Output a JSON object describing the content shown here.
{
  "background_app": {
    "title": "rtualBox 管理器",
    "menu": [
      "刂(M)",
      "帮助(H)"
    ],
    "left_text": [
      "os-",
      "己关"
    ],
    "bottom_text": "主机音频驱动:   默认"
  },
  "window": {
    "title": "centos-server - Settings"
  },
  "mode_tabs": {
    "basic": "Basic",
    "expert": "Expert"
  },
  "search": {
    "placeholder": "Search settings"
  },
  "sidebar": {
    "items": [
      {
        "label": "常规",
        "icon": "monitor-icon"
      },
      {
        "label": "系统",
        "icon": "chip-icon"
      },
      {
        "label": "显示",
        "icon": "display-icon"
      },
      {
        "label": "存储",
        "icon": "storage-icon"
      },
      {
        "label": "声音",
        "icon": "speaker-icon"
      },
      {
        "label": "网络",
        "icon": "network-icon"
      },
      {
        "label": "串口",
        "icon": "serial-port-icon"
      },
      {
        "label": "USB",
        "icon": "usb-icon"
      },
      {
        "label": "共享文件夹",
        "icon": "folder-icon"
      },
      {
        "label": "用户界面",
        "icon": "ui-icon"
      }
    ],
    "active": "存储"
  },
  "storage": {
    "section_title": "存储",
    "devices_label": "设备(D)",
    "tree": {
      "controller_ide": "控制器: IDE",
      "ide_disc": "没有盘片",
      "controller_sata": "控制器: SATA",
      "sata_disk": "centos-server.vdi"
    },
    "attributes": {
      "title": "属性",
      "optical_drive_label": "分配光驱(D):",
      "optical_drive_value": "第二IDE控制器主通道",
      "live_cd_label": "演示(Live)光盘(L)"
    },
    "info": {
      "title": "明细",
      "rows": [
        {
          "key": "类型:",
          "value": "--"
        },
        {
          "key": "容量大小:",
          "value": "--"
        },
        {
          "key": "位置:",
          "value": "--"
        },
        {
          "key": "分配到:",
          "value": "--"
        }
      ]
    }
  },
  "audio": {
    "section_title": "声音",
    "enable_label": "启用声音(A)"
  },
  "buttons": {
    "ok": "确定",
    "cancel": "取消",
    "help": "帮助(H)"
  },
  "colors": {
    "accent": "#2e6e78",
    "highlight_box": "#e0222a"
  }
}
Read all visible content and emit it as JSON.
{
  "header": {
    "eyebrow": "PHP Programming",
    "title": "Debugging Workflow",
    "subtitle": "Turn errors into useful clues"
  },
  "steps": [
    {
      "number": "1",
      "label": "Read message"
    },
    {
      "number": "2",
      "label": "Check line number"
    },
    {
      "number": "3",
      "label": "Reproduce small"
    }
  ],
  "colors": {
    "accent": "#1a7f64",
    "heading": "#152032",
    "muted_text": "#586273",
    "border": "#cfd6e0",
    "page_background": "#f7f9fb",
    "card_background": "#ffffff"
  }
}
════
Requirements: Look through the data and gather every line with the string "centos" in it.

Task output:
    "title": "centos-server - Settings"
      "sata_disk": "centos-server.vdi"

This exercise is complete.